◆ **Instructions for the task**
Your task is to print the material below exactly as presented.

◆ **Entries supplied**
_ _ _ _ _
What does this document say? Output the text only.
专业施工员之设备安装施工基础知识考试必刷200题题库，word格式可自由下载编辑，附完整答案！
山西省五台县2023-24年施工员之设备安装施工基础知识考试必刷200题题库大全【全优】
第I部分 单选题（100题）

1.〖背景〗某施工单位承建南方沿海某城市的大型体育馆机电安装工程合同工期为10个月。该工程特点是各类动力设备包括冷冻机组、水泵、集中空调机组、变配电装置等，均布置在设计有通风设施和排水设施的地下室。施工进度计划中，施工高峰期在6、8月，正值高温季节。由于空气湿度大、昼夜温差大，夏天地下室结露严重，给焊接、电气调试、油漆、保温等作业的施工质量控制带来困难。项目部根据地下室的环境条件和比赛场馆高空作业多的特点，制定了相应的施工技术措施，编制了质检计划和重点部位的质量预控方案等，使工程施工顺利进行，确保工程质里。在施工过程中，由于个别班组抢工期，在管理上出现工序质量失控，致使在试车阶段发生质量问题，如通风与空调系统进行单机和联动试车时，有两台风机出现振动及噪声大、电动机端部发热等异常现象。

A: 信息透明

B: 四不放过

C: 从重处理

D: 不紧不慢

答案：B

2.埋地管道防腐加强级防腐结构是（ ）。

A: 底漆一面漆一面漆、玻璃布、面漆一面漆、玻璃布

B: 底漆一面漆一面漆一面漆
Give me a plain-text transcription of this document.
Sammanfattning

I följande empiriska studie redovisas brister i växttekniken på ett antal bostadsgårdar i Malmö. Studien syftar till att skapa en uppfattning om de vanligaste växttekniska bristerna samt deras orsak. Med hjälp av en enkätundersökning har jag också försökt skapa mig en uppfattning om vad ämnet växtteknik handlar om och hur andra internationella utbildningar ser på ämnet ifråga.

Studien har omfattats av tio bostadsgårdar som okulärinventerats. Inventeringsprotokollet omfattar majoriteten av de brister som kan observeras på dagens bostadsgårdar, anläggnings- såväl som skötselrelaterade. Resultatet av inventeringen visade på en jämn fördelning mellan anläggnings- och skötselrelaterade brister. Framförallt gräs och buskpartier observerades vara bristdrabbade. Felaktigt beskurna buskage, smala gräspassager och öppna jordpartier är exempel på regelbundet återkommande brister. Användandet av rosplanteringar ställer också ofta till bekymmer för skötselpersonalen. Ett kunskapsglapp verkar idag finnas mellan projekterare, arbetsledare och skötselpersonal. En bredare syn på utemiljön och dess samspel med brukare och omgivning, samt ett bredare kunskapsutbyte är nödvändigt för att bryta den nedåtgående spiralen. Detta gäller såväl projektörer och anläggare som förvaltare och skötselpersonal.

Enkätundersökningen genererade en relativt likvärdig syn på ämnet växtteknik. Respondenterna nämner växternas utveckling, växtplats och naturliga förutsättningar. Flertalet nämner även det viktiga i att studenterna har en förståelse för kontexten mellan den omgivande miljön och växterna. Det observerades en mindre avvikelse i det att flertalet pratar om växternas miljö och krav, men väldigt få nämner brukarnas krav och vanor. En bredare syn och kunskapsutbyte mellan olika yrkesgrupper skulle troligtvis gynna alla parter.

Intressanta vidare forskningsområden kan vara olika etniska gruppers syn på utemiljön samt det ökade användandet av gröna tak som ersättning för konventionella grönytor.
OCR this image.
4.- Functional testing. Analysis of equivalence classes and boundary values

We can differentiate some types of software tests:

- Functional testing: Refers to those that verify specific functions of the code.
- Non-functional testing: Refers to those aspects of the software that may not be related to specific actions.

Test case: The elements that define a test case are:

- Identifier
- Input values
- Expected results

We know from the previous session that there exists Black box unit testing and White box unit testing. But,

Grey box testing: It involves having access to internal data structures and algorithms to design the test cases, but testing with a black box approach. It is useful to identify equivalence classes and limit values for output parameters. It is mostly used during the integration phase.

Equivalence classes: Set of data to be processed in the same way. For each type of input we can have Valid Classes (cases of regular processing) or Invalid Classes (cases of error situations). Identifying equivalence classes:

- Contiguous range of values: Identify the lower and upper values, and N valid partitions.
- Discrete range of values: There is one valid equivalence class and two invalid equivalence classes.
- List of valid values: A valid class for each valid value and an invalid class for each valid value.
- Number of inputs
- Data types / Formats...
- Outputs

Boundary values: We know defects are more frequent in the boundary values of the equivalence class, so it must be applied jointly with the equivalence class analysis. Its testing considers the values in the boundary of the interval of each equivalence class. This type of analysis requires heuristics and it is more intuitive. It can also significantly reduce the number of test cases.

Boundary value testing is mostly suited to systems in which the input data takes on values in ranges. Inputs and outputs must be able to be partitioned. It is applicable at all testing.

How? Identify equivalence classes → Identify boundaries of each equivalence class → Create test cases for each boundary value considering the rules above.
_ _ _ _ _
◆ **Exercise solution**
What does this document say? Output the text only.
专业施工员之设备安装施工基础知识考试必刷200题题库，word格式可自由下载编辑，附完整答案！
山西省五台县2023-24年施工员之设备安装施工基础知识考试必刷200题题库大全【全优】
第I部分 单选题（100题）

1.〖背景〗某施工单位承建南方沿海某城市的大型体育馆机电安装工程合同工期为10个月。该工程特点是各类动力设备包括冷冻机组、水泵、集中空调机组、变配电装置等，均布置在设计有通风设施和排水设施的地下室。施工进度计划中，施工高峰期在6、8月，正值高温季节。由于空气湿度大、昼夜温差大，夏天地下室结露严重，给焊接、电气调试、油漆、保温等作业的施工质量控制带来困难。项目部根据地下室的环境条件和比赛场馆高空作业多的特点，制定了相应的施工技术措施，编制了质检计划和重点部位的质量预控方案等，使工程施工顺利进行，确保工程质里。在施工过程中，由于个别班组抢工期，在管理上出现工序质量失控，致使在试车阶段发生质量问题，如通风与空调系统进行单机和联动试车时，有两台风机出现振动及噪声大、电动机端部发热等异常现象。

A: 信息透明

B: 四不放过

C: 从重处理

D: 不紧不慢

答案：B

2.埋地管道防腐加强级防腐结构是（ ）。

A: 底漆一面漆一面漆、玻璃布、面漆一面漆、玻璃布

B: 底漆一面漆一面漆一面漆
Give me a plain-text transcription of this document.
Sammanfattning

I följande empiriska studie redovisas brister i växttekniken på ett antal bostadsgårdar i Malmö. Studien syftar till att skapa en uppfattning om de vanligaste växttekniska bristerna samt deras orsak. Med hjälp av en enkätundersökning har jag också försökt skapa mig en uppfattning om vad ämnet växtteknik handlar om och hur andra internationella utbildningar ser på ämnet ifråga.

Studien har omfattats av tio bostadsgårdar som okulärinventerats. Inventeringsprotokollet omfattar majoriteten av de brister som kan observeras på dagens bostadsgårdar, anläggnings- såväl som skötselrelaterade. Resultatet av inventeringen visade på en jämn fördelning mellan anläggnings- och skötselrelaterade brister. Framförallt gräs och buskpartier observerades vara bristdrabbade. Felaktigt beskurna buskage, smala gräspassager och öppna jordpartier är exempel på regelbundet återkommande brister. Användandet av rosplanteringar ställer också ofta till bekymmer för skötselpersonalen. Ett kunskapsglapp verkar idag finnas mellan projekterare, arbetsledare och skötselpersonal. En bredare syn på utemiljön och dess samspel med brukare och omgivning, samt ett bredare kunskapsutbyte är nödvändigt för att bryta den nedåtgående spiralen. Detta gäller såväl projektörer och anläggare som förvaltare och skötselpersonal.

Enkätundersökningen genererade en relativt likvärdig syn på ämnet växtteknik. Respondenterna nämner växternas utveckling, växtplats och naturliga förutsättningar. Flertalet nämner även det viktiga i att studenterna har en förståelse för kontexten mellan den omgivande miljön och växterna. Det observerades en mindre avvikelse i det att flertalet pratar om växternas miljö och krav, men väldigt få nämner brukarnas krav och vanor. En bredare syn och kunskapsutbyte mellan olika yrkesgrupper skulle troligtvis gynna alla parter.

Intressanta vidare forskningsområden kan vara olika etniska gruppers syn på utemiljön samt det ökade användandet av gröna tak som ersättning för konventionella grönytor.
OCR this image.
4.- Functional testing. Analysis of equivalence classes and boundary values

We can differentiate some types of software tests:

- Functional testing: Refers to those that verify specific functions of the code.
- Non-functional testing: Refers to those aspects of the software that may not be related to specific actions.

Test case: The elements that define a test case are:

- Identifier
- Input values
- Expected results

We know from the previous session that there exists Black box unit testing and White box unit testing. But,

Grey box testing: It involves having access to internal data structures and algorithms to design the test cases, but testing with a black box approach. It is useful to identify equivalence classes and limit values for output parameters. It is mostly used during the integration phase.

Equivalence classes: Set of data to be processed in the same way. For each type of input we can have Valid Classes (cases of regular processing) or Invalid Classes (cases of error situations). Identifying equivalence classes:

- Contiguous range of values: Identify the lower and upper values, and N valid partitions.
- Discrete range of values: There is one valid equivalence class and two invalid equivalence classes.
- List of valid values: A valid class for each valid value and an invalid class for each valid value.
- Number of inputs
- Data types / Formats...
- Outputs

Boundary values: We know defects are more frequent in the boundary values of the equivalence class, so it must be applied jointly with the equivalence class analysis. Its testing considers the values in the boundary of the interval of each equivalence class. This type of analysis requires heuristics and it is more intuitive. It can also significantly reduce the number of test cases.

Boundary value testing is mostly suited to systems in which the input data takes on values in ranges. Inputs and outputs must be able to be partitioned. It is applicable at all testing.

How? Identify equivalence classes → Identify boundaries of each equivalence class → Create test cases for each boundary value considering the rules above.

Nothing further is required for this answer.